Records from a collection
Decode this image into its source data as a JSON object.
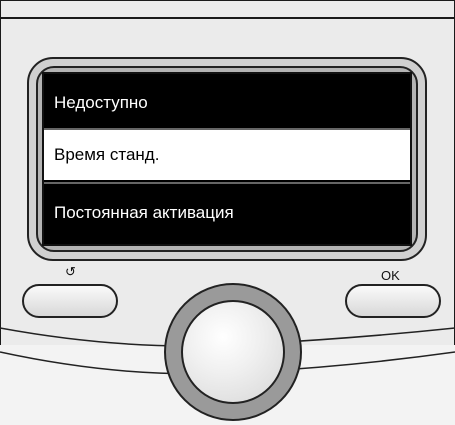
{
  "device": {
    "menu": {
      "items": [
        {
          "label": "Недоступно",
          "selected": false
        },
        {
          "label": "Время станд.",
          "selected": true
        },
        {
          "label": "Постоянная активация",
          "selected": false
        }
      ]
    },
    "controls": {
      "back_button": {
        "icon": "undo-arrow-icon",
        "label": "↺"
      },
      "ok_button": {
        "label": "OK"
      },
      "dial": {
        "icon": "rotary-knob"
      }
    }
  }
}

* Stated task: Select all lines with the word "label" from the entries above.

* Exercise response:
          "label": "Недоступно",
          "label": "Время станд.",
          "label": "Постоянная активация",
        "label": "↺"
        "label": "OK"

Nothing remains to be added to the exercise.